Data records →
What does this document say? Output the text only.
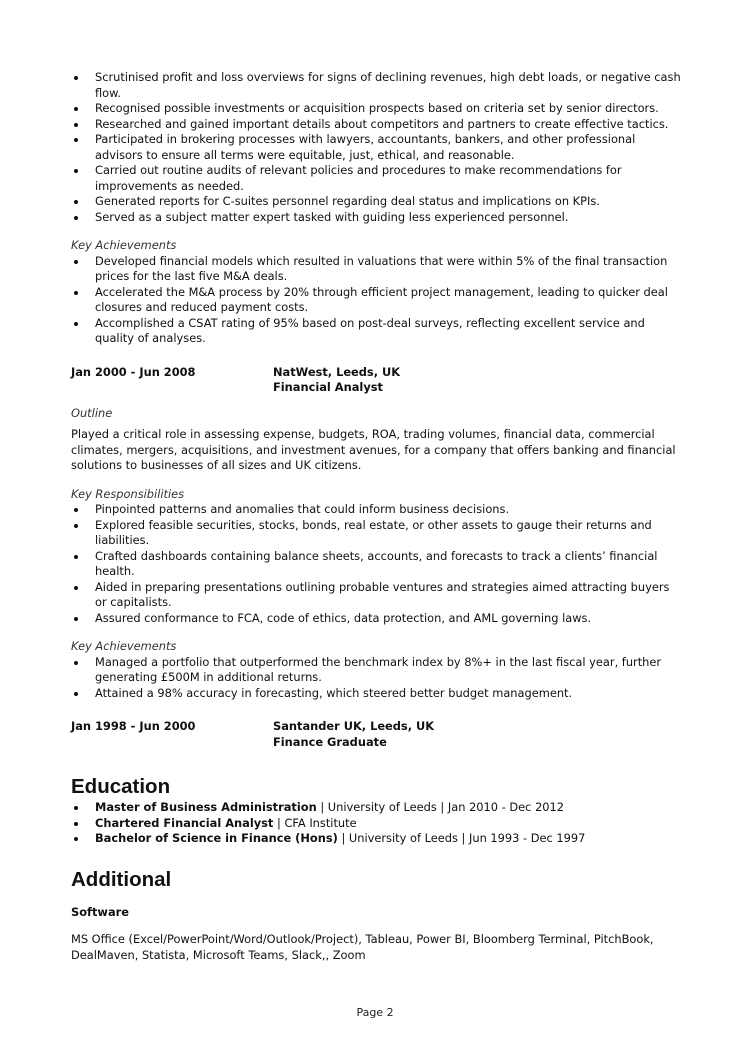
Scrutinised profit and loss overviews for signs of declining revenues, high debt loads, or negative cash flow.
Recognised possible investments or acquisition prospects based on criteria set by senior directors.
Researched and gained important details about competitors and partners to create effective tactics.
Participated in brokering processes with lawyers, accountants, bankers, and other professional advisors to ensure all terms were equitable, just, ethical, and reasonable.
Carried out routine audits of relevant policies and procedures to make recommendations for improvements as needed.
Generated reports for C-suites personnel regarding deal status and implications on KPIs.
Served as a subject matter expert tasked with guiding less experienced personnel.
Key Achievements
Developed financial models which resulted in valuations that were within 5% of the final transaction prices for the last five M&A deals.
Accelerated the M&A process by 20% through efficient project management, leading to quicker deal closures and reduced payment costs.
Accomplished a CSAT rating of 95% based on post-deal surveys, reflecting excellent service and quality of analyses.
Jan 2000 - Jun 2008	NatWest, Leeds, UK
Financial Analyst
Outline
Played a critical role in assessing expense, budgets, ROA, trading volumes, financial data, commercial climates, mergers, acquisitions, and investment avenues, for a company that offers banking and financial solutions to businesses of all sizes and UK citizens.
Key Responsibilities
Pinpointed patterns and anomalies that could inform business decisions.
Explored feasible securities, stocks, bonds, real estate, or other assets to gauge their returns and liabilities.
Crafted dashboards containing balance sheets, accounts, and forecasts to track a clients’ financial health.
Aided in preparing presentations outlining probable ventures and strategies aimed attracting buyers or capitalists.
Assured conformance to FCA, code of ethics, data protection, and AML governing laws.
Key Achievements
Managed a portfolio that outperformed the benchmark index by 8%+ in the last fiscal year, further generating £500M in additional returns.
Attained a 98% accuracy in forecasting, which steered better budget management.
Jan 1998 - Jun 2000	Santander UK, Leeds, UK
Finance Graduate
Education
Master of Business Administration | University of Leeds | Jan 2010 - Dec 2012
Chartered Financial Analyst | CFA Institute
Bachelor of Science in Finance (Hons) | University of Leeds | Jun 1993 - Dec 1997
Additional
Software
MS Office (Excel/PowerPoint/Word/Outlook/Project), Tableau, Power BI, Bloomberg Terminal, PitchBook, DealMaven, Statista, Microsoft Teams, Slack,, Zoom
Page 2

Instructions for the task → Look through the entries above and report each line where the string "personnel" occurs.

Output of the exercise →
Generated reports for C-suites personnel regarding deal status and implications on KPIs.
Served as a subject matter expert tasked with guiding less experienced personnel.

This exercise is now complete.